◆ **WHAT IS NEEDED**: Drop every picture, then transcribe the remaining data exactly.

◆ **MATERIAL FOR THIS TASK**:
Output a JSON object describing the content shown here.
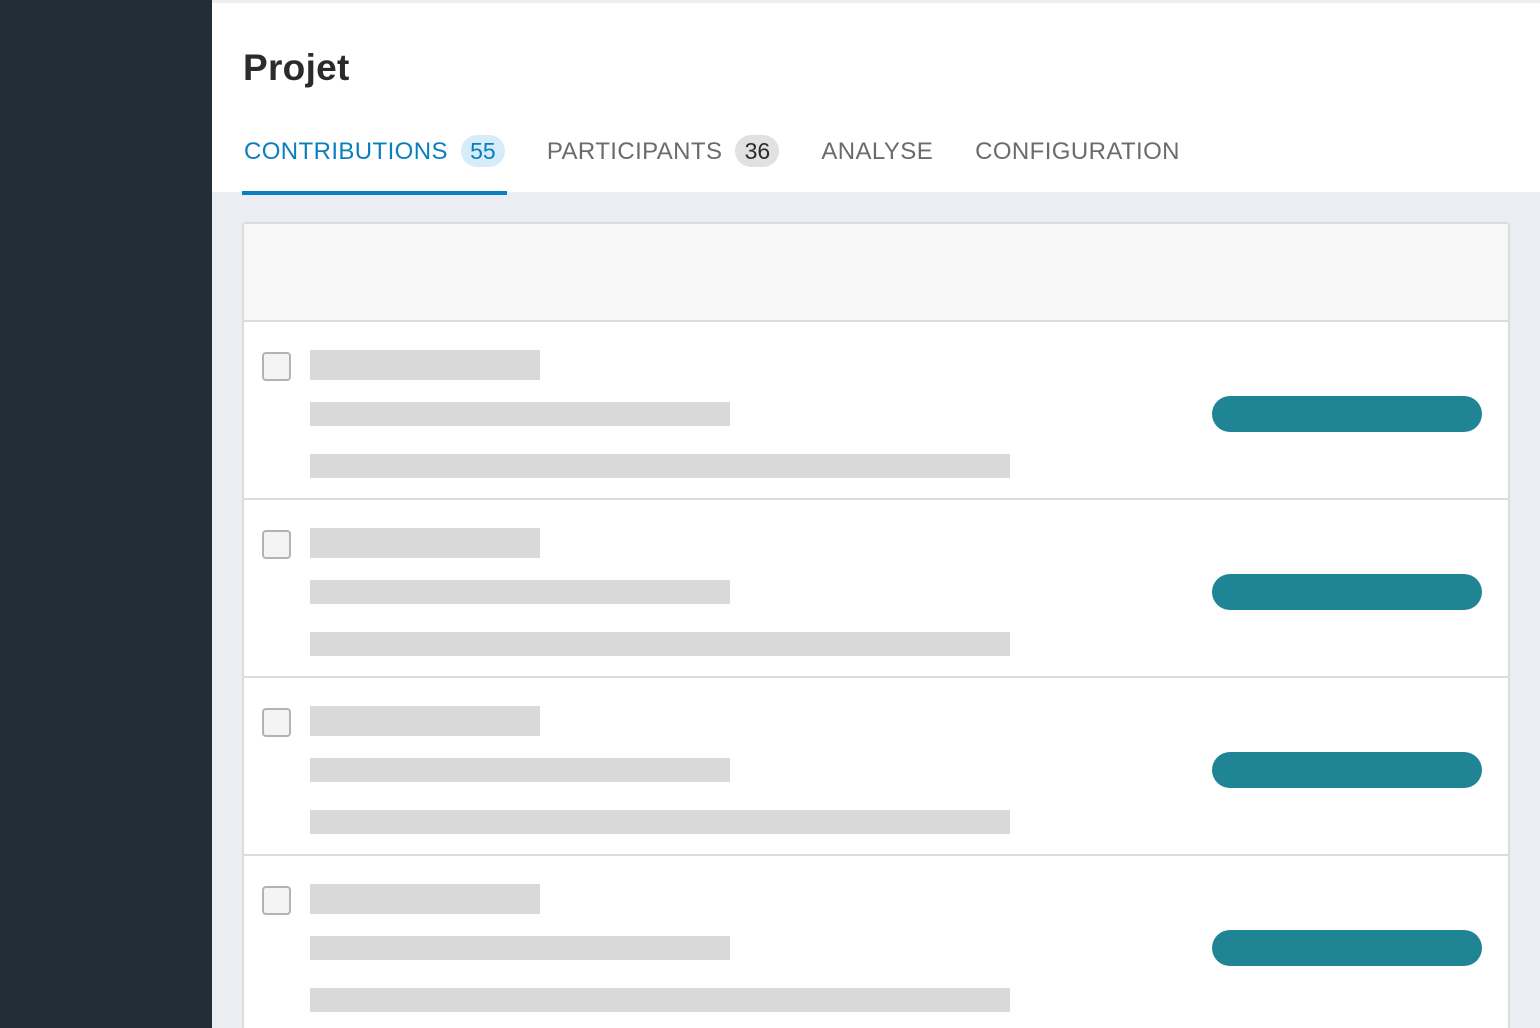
{
  "page": {
    "title": "Projet"
  },
  "tabs": [
    {
      "label": "CONTRIBUTIONS",
      "count": "55",
      "active": true
    },
    {
      "label": "PARTICIPANTS",
      "count": "36",
      "active": false
    },
    {
      "label": "ANALYSE",
      "active": false
    },
    {
      "label": "CONFIGURATION",
      "active": false
    }
  ],
  "list": {
    "state": "loading",
    "placeholder_rows": 4
  },
  "colors": {
    "sidebar": "#222e35",
    "accent": "#0a7fc0",
    "status_pill": "#1f8494",
    "skeleton": "#d9d9d9",
    "background": "#eaeef2"
  }
}
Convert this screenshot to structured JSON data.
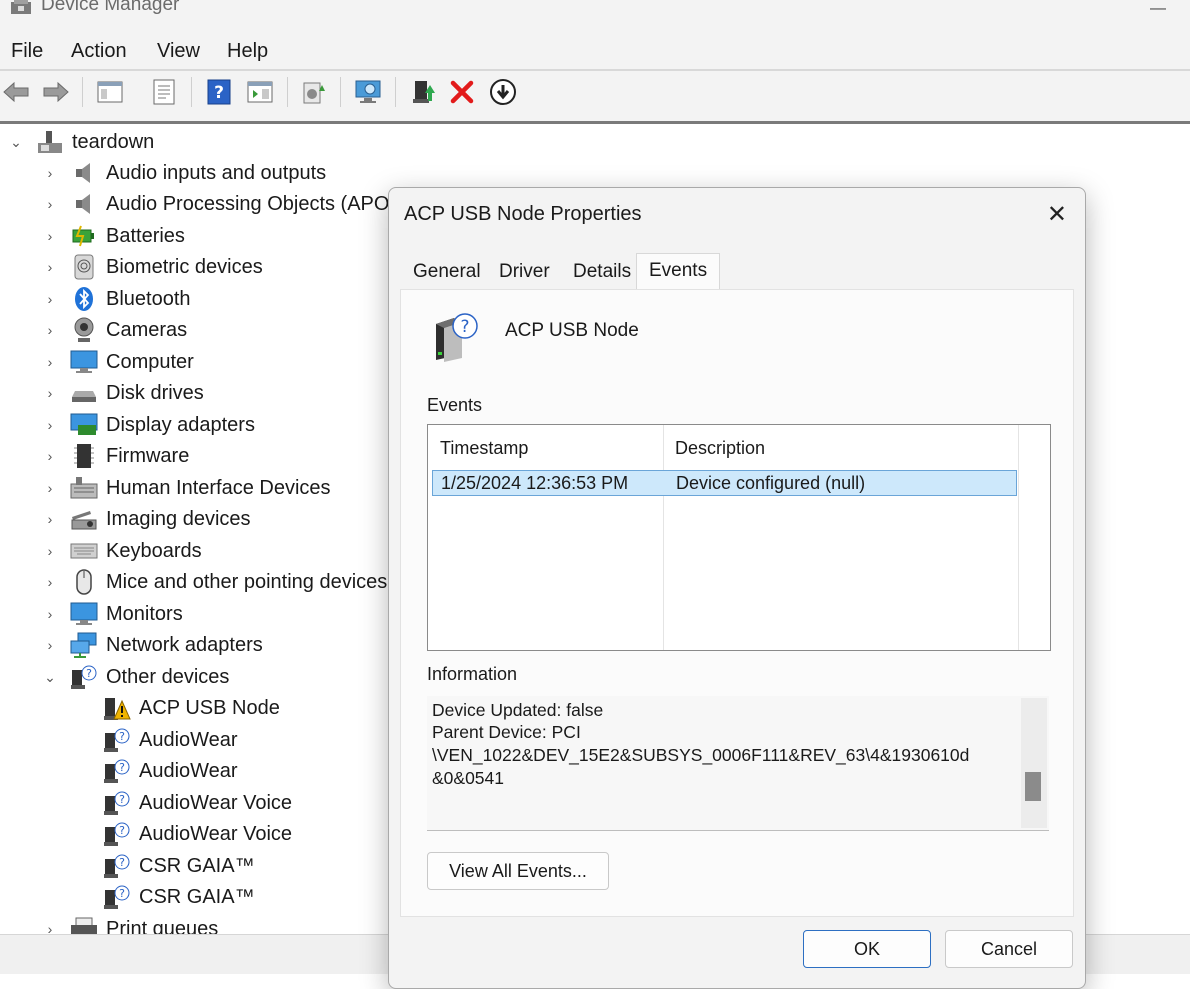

◆ **TASK SOLUTION**:
Output a JSON object describing the content shown here.
{
  "page": {
    "title": "Projet"
  },
  "tabs": [
    {
      "label": "CONTRIBUTIONS",
      "count": "55",
      "active": true
    },
    {
      "label": "PARTICIPANTS",
      "count": "36",
      "active": false
    },
    {
      "label": "ANALYSE",
      "active": false
    },
    {
      "label": "CONFIGURATION",
      "active": false
    }
  ],
  "list": {
    "state": "loading",
    "placeholder_rows": 4
  },
  "colors": {
    "sidebar": "#222e35",
    "accent": "#0a7fc0",
    "status_pill": "#1f8494",
    "skeleton": "#d9d9d9",
    "background": "#eaeef2"
  }
}
Convert this screenshot to structured JSON data.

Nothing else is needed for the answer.